____ GIVEN DATA
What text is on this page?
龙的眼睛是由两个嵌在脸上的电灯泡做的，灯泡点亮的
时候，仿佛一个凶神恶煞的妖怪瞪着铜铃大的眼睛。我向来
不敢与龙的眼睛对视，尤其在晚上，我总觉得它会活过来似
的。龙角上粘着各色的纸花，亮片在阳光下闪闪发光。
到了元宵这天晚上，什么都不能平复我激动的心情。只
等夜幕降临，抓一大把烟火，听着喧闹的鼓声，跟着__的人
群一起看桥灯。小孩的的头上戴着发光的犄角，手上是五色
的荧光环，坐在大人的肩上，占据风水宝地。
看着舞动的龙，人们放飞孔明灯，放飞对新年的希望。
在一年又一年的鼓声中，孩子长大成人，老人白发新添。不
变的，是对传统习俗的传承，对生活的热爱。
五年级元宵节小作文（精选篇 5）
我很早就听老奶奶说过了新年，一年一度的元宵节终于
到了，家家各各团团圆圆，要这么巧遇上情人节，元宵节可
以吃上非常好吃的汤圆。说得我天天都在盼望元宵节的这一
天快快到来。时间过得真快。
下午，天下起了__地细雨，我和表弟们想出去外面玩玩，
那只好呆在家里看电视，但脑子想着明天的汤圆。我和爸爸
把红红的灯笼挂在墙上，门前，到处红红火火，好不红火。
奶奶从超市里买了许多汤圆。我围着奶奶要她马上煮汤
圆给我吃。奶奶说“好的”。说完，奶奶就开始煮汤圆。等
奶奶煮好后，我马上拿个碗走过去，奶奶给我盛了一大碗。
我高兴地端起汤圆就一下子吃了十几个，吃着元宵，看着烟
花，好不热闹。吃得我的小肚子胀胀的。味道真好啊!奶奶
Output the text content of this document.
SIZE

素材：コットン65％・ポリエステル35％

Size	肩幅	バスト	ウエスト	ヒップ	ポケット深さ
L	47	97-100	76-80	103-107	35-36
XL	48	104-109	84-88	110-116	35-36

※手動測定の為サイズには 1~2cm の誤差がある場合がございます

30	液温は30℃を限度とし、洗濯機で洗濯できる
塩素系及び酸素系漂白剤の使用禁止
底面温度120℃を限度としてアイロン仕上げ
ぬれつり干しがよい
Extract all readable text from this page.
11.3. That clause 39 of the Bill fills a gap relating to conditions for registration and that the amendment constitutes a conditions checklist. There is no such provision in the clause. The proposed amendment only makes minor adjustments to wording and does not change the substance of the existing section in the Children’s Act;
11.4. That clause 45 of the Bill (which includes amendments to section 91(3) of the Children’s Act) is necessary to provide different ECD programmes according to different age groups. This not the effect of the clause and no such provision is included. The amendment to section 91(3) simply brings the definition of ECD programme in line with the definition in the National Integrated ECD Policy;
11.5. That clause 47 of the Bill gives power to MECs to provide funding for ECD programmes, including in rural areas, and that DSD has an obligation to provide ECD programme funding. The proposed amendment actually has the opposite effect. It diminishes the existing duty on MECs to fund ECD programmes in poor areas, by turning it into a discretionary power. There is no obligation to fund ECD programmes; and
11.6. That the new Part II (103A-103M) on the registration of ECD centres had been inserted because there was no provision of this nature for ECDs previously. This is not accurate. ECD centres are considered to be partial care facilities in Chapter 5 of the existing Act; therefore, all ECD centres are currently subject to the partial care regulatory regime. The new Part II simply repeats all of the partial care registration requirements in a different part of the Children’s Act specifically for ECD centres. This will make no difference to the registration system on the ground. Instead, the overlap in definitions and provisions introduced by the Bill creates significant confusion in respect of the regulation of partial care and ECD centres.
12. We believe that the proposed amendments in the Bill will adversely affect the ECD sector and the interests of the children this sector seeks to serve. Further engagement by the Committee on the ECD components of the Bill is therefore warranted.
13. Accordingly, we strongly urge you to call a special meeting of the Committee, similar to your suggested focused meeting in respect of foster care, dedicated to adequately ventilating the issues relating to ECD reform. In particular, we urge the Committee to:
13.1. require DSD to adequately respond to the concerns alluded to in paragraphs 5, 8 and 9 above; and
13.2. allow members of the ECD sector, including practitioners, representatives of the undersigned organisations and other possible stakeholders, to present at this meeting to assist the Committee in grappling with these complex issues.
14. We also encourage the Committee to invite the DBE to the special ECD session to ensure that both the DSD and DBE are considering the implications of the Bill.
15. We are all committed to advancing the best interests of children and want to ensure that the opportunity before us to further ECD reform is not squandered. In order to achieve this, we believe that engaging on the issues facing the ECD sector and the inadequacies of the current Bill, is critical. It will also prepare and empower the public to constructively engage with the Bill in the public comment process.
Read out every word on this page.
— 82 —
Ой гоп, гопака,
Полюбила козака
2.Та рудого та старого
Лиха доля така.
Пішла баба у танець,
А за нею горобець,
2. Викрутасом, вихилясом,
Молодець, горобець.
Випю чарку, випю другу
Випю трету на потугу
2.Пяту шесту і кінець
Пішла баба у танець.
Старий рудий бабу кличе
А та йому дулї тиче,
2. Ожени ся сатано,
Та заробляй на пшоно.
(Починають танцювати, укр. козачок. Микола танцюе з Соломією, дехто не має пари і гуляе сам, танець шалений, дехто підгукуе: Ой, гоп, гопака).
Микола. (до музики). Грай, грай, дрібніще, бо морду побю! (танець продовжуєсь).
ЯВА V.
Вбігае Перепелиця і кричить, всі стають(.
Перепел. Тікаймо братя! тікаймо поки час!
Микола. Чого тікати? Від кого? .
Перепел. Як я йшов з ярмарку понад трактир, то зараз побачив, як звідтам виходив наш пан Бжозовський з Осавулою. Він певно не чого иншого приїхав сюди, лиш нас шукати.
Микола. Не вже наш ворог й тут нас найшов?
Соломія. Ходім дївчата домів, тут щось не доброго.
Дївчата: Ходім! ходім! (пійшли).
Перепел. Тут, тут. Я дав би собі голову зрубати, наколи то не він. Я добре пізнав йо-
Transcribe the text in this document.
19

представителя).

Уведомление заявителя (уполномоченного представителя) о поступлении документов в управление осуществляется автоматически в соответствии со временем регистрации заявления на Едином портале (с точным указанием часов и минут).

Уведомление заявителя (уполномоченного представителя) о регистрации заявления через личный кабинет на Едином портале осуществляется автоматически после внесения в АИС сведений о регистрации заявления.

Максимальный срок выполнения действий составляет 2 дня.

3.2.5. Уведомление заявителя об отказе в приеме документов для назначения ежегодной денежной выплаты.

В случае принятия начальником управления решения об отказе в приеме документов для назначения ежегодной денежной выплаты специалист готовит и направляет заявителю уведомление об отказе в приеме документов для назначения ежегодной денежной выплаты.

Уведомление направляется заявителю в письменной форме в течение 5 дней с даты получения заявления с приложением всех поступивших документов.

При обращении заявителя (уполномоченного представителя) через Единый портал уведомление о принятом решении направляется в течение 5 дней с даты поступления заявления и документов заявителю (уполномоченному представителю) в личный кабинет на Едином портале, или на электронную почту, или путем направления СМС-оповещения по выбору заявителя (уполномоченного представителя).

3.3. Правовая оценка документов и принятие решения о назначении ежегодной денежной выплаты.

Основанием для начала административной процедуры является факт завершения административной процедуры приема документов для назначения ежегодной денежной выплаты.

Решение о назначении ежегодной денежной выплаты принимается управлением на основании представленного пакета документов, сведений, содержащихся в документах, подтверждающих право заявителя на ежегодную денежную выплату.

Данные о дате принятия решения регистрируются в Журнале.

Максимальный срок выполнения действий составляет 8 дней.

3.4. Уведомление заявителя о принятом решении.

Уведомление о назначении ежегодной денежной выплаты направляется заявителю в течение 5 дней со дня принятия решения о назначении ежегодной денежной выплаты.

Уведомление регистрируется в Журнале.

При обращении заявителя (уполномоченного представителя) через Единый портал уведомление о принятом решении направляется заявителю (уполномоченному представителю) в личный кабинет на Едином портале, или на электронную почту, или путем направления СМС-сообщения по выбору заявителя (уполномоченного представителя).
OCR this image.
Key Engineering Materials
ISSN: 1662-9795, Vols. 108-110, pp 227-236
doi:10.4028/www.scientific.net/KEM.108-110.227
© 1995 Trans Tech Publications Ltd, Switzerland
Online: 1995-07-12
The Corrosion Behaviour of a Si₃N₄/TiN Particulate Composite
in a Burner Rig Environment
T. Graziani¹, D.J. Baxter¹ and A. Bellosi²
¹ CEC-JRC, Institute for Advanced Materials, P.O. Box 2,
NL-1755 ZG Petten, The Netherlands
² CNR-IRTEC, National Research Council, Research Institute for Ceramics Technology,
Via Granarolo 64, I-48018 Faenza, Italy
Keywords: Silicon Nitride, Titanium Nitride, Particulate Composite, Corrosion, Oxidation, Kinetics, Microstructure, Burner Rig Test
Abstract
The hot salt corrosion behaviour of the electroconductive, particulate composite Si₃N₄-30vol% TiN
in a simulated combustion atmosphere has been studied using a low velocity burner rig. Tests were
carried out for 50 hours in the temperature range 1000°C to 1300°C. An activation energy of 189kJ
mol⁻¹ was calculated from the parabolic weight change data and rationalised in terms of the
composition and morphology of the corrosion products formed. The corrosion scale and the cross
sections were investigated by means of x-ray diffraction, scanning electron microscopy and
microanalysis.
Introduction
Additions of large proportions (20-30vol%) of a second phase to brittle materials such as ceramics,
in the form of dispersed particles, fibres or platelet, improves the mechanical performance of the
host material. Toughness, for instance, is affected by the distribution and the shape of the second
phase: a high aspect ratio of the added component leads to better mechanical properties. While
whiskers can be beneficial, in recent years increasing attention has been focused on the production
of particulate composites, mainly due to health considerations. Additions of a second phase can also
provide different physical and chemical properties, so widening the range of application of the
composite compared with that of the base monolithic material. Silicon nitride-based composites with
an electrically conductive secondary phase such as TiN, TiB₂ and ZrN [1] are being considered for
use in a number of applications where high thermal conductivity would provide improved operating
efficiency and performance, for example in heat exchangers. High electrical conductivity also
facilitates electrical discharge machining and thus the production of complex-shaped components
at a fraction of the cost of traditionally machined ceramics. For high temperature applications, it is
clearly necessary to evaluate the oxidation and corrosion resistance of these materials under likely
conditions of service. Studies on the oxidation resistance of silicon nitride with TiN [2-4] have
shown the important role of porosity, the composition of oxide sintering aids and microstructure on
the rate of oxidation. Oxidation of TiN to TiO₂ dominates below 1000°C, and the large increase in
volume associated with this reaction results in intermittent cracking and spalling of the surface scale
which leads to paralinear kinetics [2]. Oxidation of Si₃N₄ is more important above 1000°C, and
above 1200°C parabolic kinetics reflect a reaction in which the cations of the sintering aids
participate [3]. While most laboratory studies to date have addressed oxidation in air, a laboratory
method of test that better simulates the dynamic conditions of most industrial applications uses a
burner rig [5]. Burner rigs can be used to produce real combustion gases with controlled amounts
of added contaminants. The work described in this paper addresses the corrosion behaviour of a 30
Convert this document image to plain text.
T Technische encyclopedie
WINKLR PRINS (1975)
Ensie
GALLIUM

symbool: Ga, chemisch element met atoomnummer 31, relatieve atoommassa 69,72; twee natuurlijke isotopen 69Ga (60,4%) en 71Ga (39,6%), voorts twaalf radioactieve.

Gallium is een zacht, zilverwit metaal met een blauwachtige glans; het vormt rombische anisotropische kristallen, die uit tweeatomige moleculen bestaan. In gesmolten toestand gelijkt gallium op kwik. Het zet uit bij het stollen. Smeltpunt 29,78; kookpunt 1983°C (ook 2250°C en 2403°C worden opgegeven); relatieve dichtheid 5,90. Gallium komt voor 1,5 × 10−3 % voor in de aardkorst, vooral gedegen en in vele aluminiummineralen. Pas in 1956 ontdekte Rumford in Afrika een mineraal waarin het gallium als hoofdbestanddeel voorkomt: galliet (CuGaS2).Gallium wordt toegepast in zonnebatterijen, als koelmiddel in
________
§ **TASK TO COMPLETE**
From the entries above, extract each line containing "properties".

§ **SOLUTION BELOW**
phase: a high aspect ratio of the added component leads to better mechanical properties. While
provide different physical and chemical properties, so widening the range of application of the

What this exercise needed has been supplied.